## [The input]
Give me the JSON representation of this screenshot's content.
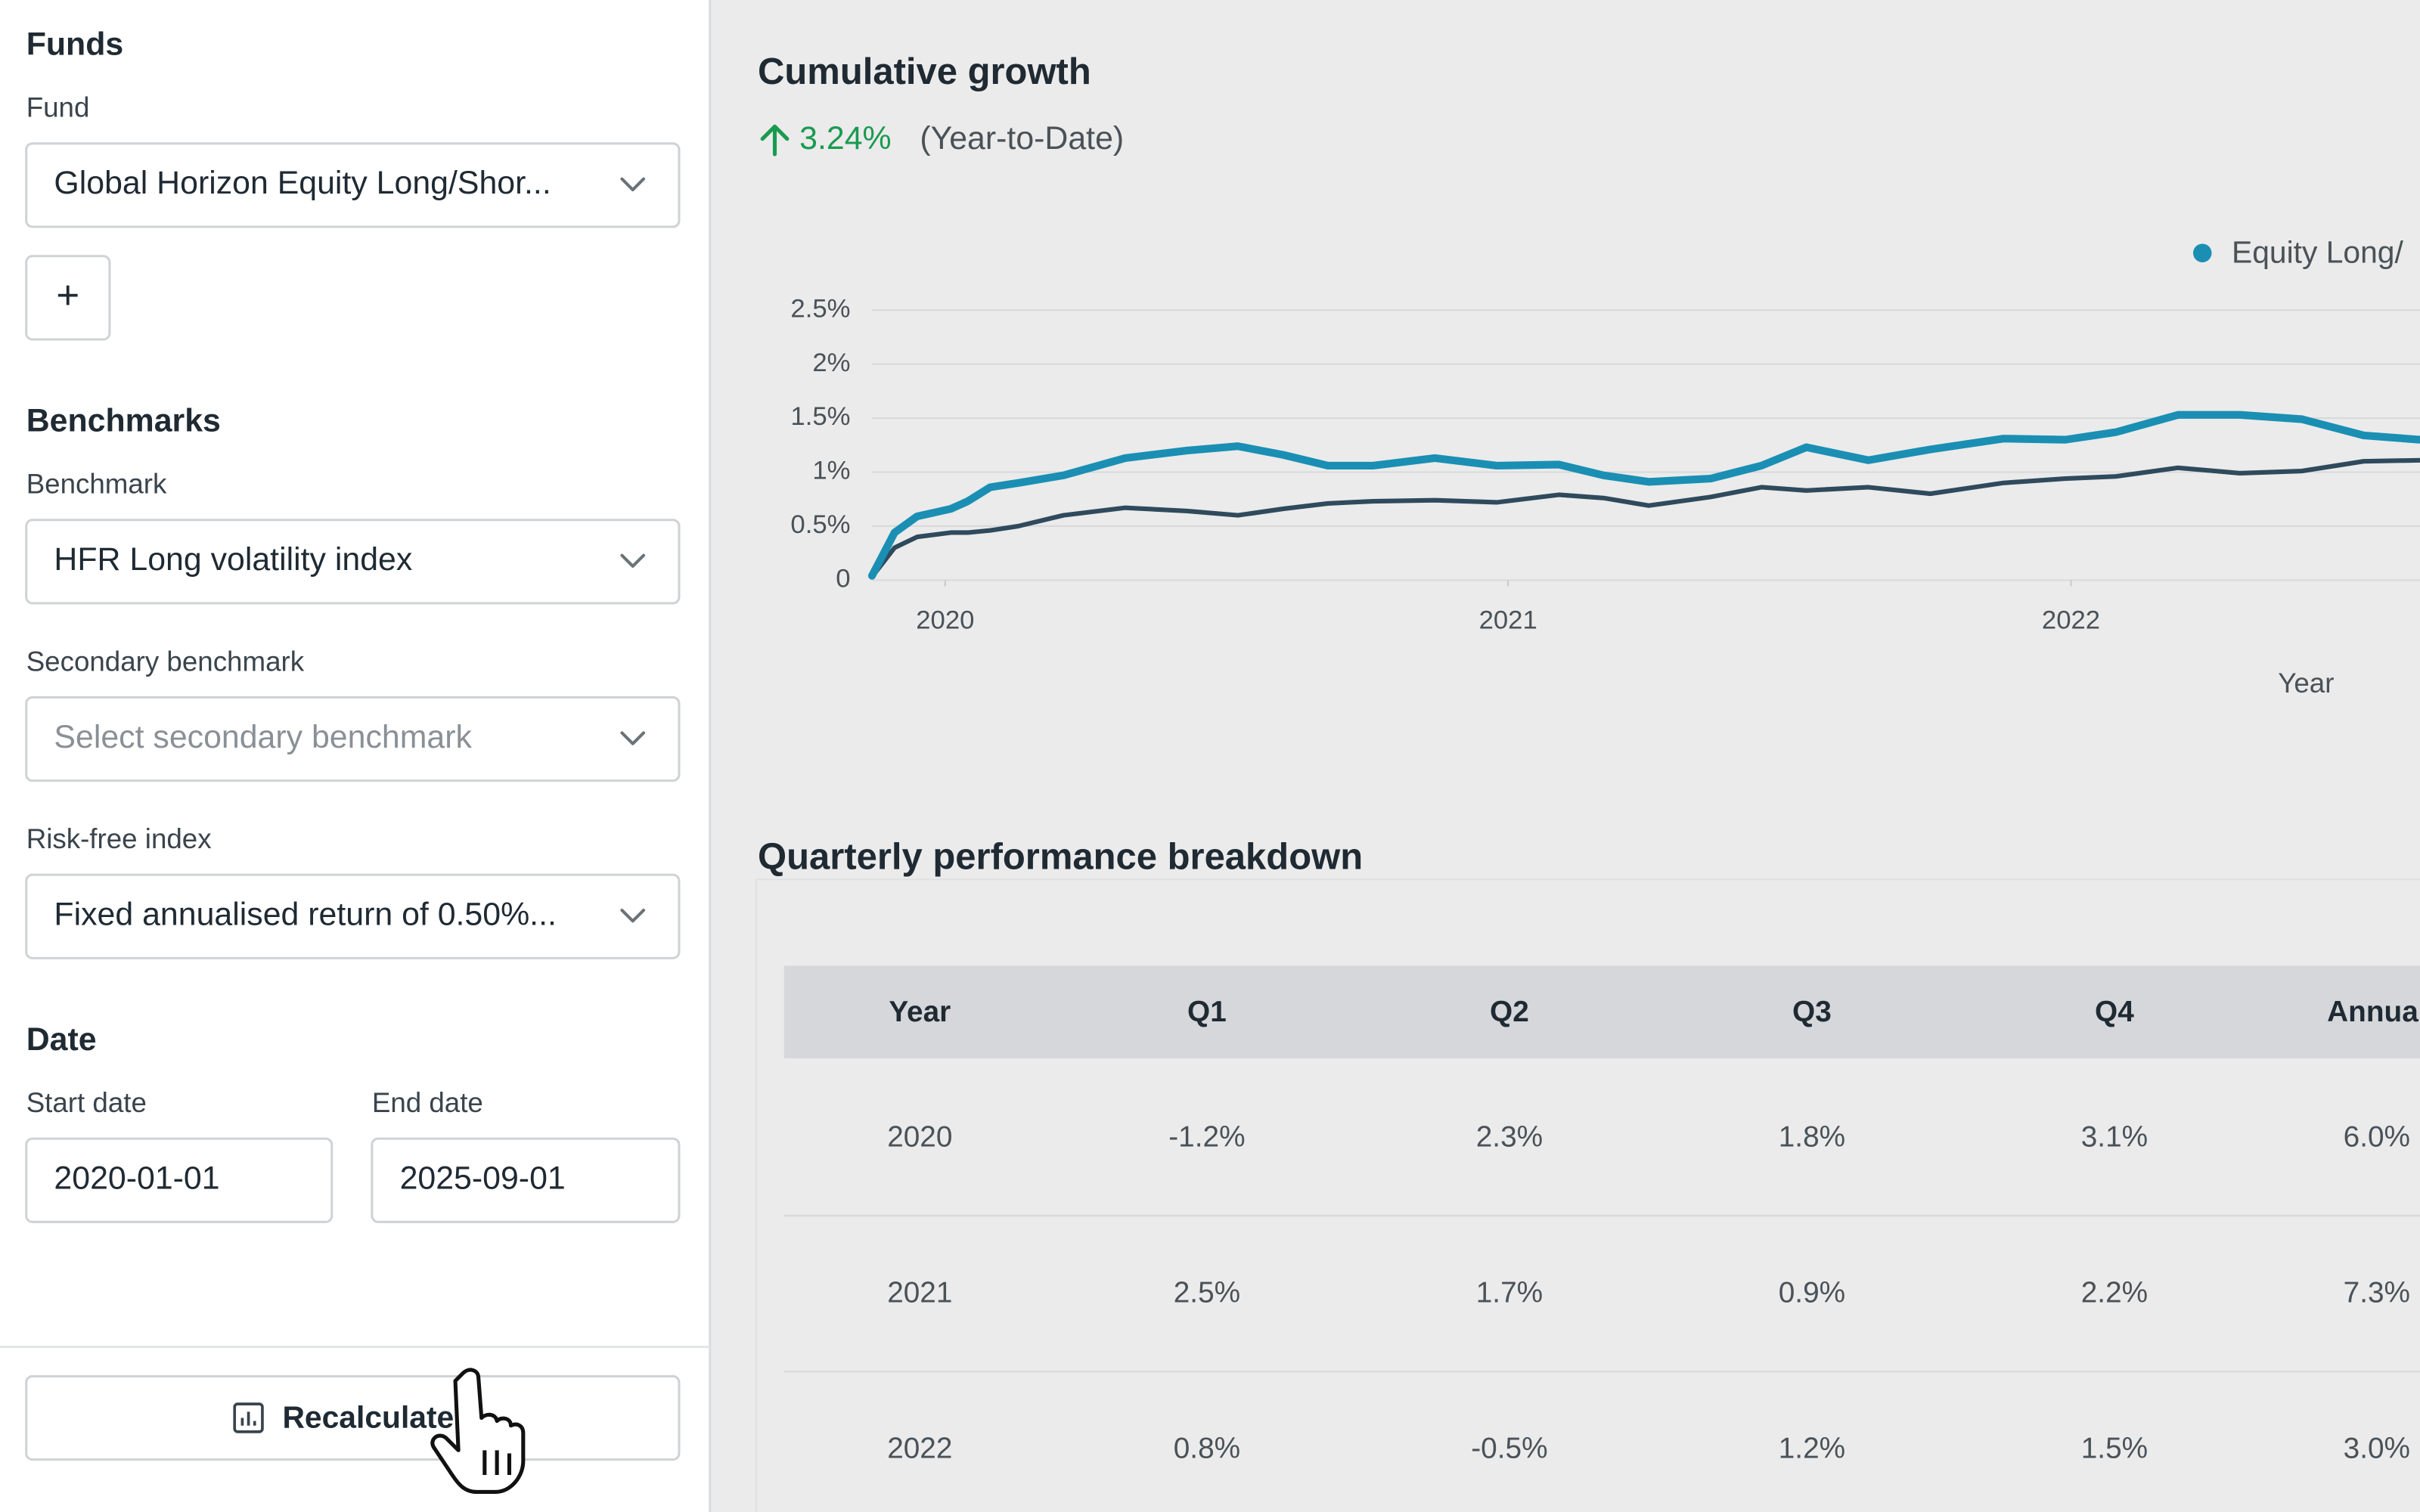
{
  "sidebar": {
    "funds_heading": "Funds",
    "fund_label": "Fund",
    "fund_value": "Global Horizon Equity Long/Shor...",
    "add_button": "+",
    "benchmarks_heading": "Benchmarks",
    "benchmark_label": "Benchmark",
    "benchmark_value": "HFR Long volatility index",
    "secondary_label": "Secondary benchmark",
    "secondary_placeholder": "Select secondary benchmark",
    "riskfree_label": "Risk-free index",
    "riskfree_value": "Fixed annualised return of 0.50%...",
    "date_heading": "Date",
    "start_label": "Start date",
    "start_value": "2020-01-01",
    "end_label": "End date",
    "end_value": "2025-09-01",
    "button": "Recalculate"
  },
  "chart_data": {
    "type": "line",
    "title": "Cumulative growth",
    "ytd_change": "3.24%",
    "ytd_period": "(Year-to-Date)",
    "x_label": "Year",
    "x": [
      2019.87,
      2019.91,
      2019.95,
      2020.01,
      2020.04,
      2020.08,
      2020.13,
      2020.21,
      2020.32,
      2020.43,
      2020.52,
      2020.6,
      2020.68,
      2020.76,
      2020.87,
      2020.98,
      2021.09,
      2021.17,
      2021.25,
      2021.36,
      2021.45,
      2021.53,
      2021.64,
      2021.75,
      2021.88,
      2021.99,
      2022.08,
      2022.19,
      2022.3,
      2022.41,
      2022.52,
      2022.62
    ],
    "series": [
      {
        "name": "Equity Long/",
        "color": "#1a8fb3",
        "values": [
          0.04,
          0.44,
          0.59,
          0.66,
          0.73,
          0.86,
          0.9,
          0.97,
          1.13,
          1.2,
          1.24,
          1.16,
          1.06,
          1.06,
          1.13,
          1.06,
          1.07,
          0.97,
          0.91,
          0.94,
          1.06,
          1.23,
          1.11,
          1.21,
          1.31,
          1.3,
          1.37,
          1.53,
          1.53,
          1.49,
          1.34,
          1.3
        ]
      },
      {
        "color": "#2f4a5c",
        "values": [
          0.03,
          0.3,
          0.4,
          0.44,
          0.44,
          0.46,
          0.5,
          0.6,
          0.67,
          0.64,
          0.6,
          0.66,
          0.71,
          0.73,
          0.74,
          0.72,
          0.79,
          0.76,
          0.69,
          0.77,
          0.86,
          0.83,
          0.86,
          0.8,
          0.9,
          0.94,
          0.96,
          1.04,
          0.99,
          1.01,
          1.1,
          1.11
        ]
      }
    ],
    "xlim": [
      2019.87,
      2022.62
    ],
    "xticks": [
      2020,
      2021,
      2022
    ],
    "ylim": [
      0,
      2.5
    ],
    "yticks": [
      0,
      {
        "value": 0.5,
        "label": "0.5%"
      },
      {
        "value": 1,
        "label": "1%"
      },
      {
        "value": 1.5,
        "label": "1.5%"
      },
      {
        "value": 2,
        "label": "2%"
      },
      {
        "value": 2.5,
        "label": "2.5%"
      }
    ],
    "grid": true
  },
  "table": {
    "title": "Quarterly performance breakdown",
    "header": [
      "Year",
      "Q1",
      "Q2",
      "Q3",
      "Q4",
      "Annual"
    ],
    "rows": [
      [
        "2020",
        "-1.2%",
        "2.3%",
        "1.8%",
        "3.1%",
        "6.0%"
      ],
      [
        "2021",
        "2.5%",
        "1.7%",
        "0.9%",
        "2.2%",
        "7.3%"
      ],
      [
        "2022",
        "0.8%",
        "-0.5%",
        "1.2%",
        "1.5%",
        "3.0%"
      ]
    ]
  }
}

## [To do]
Report each line in the data that holds the word "Year".

## [Solution to this problem]
    "ytd_period": "(Year-to-Date)",
    "x_label": "Year",
      "Year",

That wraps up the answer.